▶ [EXCERPTED RECORDS]
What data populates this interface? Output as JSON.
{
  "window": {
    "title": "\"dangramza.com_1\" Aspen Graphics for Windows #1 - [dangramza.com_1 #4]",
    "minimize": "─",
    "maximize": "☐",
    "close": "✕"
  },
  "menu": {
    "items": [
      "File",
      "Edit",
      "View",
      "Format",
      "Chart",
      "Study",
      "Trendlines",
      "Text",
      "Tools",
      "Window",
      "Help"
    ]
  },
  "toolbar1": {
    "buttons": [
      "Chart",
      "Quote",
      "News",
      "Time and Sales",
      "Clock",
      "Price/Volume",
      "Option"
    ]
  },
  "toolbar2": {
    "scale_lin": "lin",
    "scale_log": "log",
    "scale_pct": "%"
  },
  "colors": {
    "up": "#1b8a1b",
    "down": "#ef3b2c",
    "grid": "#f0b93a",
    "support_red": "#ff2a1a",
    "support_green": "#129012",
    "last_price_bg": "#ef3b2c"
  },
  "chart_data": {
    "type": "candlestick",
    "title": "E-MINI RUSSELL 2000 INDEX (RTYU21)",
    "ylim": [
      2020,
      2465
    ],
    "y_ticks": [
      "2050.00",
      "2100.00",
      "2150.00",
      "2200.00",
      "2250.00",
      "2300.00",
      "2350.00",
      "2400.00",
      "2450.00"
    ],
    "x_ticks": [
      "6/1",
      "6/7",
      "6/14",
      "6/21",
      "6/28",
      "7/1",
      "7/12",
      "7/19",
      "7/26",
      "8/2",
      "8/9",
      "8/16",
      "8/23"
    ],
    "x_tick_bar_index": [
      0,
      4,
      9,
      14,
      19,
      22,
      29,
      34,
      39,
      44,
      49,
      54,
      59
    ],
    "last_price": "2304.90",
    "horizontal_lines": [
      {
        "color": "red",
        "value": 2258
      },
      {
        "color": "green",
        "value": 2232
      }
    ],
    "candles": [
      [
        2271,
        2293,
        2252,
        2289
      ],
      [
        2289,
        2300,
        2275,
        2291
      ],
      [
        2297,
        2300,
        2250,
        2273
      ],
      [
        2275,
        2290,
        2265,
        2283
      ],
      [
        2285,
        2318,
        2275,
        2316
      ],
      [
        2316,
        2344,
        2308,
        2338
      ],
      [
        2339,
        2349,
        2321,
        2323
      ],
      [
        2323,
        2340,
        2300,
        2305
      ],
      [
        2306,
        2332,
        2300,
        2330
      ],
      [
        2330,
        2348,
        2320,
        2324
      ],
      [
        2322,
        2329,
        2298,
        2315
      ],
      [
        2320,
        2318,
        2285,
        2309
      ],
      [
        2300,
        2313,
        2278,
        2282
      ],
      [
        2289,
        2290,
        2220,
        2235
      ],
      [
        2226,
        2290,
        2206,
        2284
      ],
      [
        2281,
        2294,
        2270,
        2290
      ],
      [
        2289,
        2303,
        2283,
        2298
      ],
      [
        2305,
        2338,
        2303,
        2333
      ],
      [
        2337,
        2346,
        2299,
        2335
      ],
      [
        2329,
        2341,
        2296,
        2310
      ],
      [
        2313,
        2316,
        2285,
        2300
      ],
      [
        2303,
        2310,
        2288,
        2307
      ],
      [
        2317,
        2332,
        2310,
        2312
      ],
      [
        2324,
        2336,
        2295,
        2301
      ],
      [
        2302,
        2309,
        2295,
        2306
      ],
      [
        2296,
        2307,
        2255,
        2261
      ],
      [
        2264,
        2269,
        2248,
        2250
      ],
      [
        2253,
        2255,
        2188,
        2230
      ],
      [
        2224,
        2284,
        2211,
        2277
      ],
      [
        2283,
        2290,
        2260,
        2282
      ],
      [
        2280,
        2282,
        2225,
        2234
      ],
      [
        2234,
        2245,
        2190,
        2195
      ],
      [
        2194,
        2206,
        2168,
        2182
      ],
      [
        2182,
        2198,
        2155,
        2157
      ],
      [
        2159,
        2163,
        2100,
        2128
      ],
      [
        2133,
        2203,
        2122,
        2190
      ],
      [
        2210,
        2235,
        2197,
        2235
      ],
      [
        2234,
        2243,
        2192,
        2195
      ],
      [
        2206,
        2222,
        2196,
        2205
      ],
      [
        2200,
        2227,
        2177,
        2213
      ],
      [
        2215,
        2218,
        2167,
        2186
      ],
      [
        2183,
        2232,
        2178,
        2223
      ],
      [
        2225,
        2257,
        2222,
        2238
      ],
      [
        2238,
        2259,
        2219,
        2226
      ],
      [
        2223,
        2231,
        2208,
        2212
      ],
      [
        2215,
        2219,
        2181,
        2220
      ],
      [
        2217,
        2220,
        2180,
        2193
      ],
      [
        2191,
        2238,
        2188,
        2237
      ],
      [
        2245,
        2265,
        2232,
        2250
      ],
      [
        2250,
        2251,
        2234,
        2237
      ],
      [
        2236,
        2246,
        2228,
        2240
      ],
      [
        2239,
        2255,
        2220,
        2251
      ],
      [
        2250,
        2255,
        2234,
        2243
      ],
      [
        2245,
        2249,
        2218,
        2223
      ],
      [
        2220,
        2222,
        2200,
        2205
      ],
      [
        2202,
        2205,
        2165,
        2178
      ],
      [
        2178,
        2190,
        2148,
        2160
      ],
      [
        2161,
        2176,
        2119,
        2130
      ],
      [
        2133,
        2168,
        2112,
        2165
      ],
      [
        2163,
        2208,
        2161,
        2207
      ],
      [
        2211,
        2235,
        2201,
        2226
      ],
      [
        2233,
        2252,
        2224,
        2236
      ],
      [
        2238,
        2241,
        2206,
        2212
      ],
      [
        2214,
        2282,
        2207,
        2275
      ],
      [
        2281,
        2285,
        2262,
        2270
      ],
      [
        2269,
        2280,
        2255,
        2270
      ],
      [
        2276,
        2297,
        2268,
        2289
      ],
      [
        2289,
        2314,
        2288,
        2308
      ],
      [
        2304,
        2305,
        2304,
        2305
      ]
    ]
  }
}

▶ [WRITTEN TASK]
Write the data back out verbatim.

▶ [EXPECTED OUTPUT]
What data populates this interface? Output as JSON.
{
  "window": {
    "title": "\"dangramza.com_1\" Aspen Graphics for Windows #1 - [dangramza.com_1 #4]",
    "minimize": "─",
    "maximize": "☐",
    "close": "✕"
  },
  "menu": {
    "items": [
      "File",
      "Edit",
      "View",
      "Format",
      "Chart",
      "Study",
      "Trendlines",
      "Text",
      "Tools",
      "Window",
      "Help"
    ]
  },
  "toolbar1": {
    "buttons": [
      "Chart",
      "Quote",
      "News",
      "Time and Sales",
      "Clock",
      "Price/Volume",
      "Option"
    ]
  },
  "toolbar2": {
    "scale_lin": "lin",
    "scale_log": "log",
    "scale_pct": "%"
  },
  "colors": {
    "up": "#1b8a1b",
    "down": "#ef3b2c",
    "grid": "#f0b93a",
    "support_red": "#ff2a1a",
    "support_green": "#129012",
    "last_price_bg": "#ef3b2c"
  },
  "chart_data": {
    "type": "candlestick",
    "title": "E-MINI RUSSELL 2000 INDEX (RTYU21)",
    "ylim": [
      2020,
      2465
    ],
    "y_ticks": [
      "2050.00",
      "2100.00",
      "2150.00",
      "2200.00",
      "2250.00",
      "2300.00",
      "2350.00",
      "2400.00",
      "2450.00"
    ],
    "x_ticks": [
      "6/1",
      "6/7",
      "6/14",
      "6/21",
      "6/28",
      "7/1",
      "7/12",
      "7/19",
      "7/26",
      "8/2",
      "8/9",
      "8/16",
      "8/23"
    ],
    "x_tick_bar_index": [
      0,
      4,
      9,
      14,
      19,
      22,
      29,
      34,
      39,
      44,
      49,
      54,
      59
    ],
    "last_price": "2304.90",
    "horizontal_lines": [
      {
        "color": "red",
        "value": 2258
      },
      {
        "color": "green",
        "value": 2232
      }
    ],
    "candles": [
      [
        2271,
        2293,
        2252,
        2289
      ],
      [
        2289,
        2300,
        2275,
        2291
      ],
      [
        2297,
        2300,
        2250,
        2273
      ],
      [
        2275,
        2290,
        2265,
        2283
      ],
      [
        2285,
        2318,
        2275,
        2316
      ],
      [
        2316,
        2344,
        2308,
        2338
      ],
      [
        2339,
        2349,
        2321,
        2323
      ],
      [
        2323,
        2340,
        2300,
        2305
      ],
      [
        2306,
        2332,
        2300,
        2330
      ],
      [
        2330,
        2348,
        2320,
        2324
      ],
      [
        2322,
        2329,
        2298,
        2315
      ],
      [
        2320,
        2318,
        2285,
        2309
      ],
      [
        2300,
        2313,
        2278,
        2282
      ],
      [
        2289,
        2290,
        2220,
        2235
      ],
      [
        2226,
        2290,
        2206,
        2284
      ],
      [
        2281,
        2294,
        2270,
        2290
      ],
      [
        2289,
        2303,
        2283,
        2298
      ],
      [
        2305,
        2338,
        2303,
        2333
      ],
      [
        2337,
        2346,
        2299,
        2335
      ],
      [
        2329,
        2341,
        2296,
        2310
      ],
      [
        2313,
        2316,
        2285,
        2300
      ],
      [
        2303,
        2310,
        2288,
        2307
      ],
      [
        2317,
        2332,
        2310,
        2312
      ],
      [
        2324,
        2336,
        2295,
        2301
      ],
      [
        2302,
        2309,
        2295,
        2306
      ],
      [
        2296,
        2307,
        2255,
        2261
      ],
      [
        2264,
        2269,
        2248,
        2250
      ],
      [
        2253,
        2255,
        2188,
        2230
      ],
      [
        2224,
        2284,
        2211,
        2277
      ],
      [
        2283,
        2290,
        2260,
        2282
      ],
      [
        2280,
        2282,
        2225,
        2234
      ],
      [
        2234,
        2245,
        2190,
        2195
      ],
      [
        2194,
        2206,
        2168,
        2182
      ],
      [
        2182,
        2198,
        2155,
        2157
      ],
      [
        2159,
        2163,
        2100,
        2128
      ],
      [
        2133,
        2203,
        2122,
        2190
      ],
      [
        2210,
        2235,
        2197,
        2235
      ],
      [
        2234,
        2243,
        2192,
        2195
      ],
      [
        2206,
        2222,
        2196,
        2205
      ],
      [
        2200,
        2227,
        2177,
        2213
      ],
      [
        2215,
        2218,
        2167,
        2186
      ],
      [
        2183,
        2232,
        2178,
        2223
      ],
      [
        2225,
        2257,
        2222,
        2238
      ],
      [
        2238,
        2259,
        2219,
        2226
      ],
      [
        2223,
        2231,
        2208,
        2212
      ],
      [
        2215,
        2219,
        2181,
        2220
      ],
      [
        2217,
        2220,
        2180,
        2193
      ],
      [
        2191,
        2238,
        2188,
        2237
      ],
      [
        2245,
        2265,
        2232,
        2250
      ],
      [
        2250,
        2251,
        2234,
        2237
      ],
      [
        2236,
        2246,
        2228,
        2240
      ],
      [
        2239,
        2255,
        2220,
        2251
      ],
      [
        2250,
        2255,
        2234,
        2243
      ],
      [
        2245,
        2249,
        2218,
        2223
      ],
      [
        2220,
        2222,
        2200,
        2205
      ],
      [
        2202,
        2205,
        2165,
        2178
      ],
      [
        2178,
        2190,
        2148,
        2160
      ],
      [
        2161,
        2176,
        2119,
        2130
      ],
      [
        2133,
        2168,
        2112,
        2165
      ],
      [
        2163,
        2208,
        2161,
        2207
      ],
      [
        2211,
        2235,
        2201,
        2226
      ],
      [
        2233,
        2252,
        2224,
        2236
      ],
      [
        2238,
        2241,
        2206,
        2212
      ],
      [
        2214,
        2282,
        2207,
        2275
      ],
      [
        2281,
        2285,
        2262,
        2270
      ],
      [
        2269,
        2280,
        2255,
        2270
      ],
      [
        2276,
        2297,
        2268,
        2289
      ],
      [
        2289,
        2314,
        2288,
        2308
      ],
      [
        2304,
        2305,
        2304,
        2305
      ]
    ]
  }
}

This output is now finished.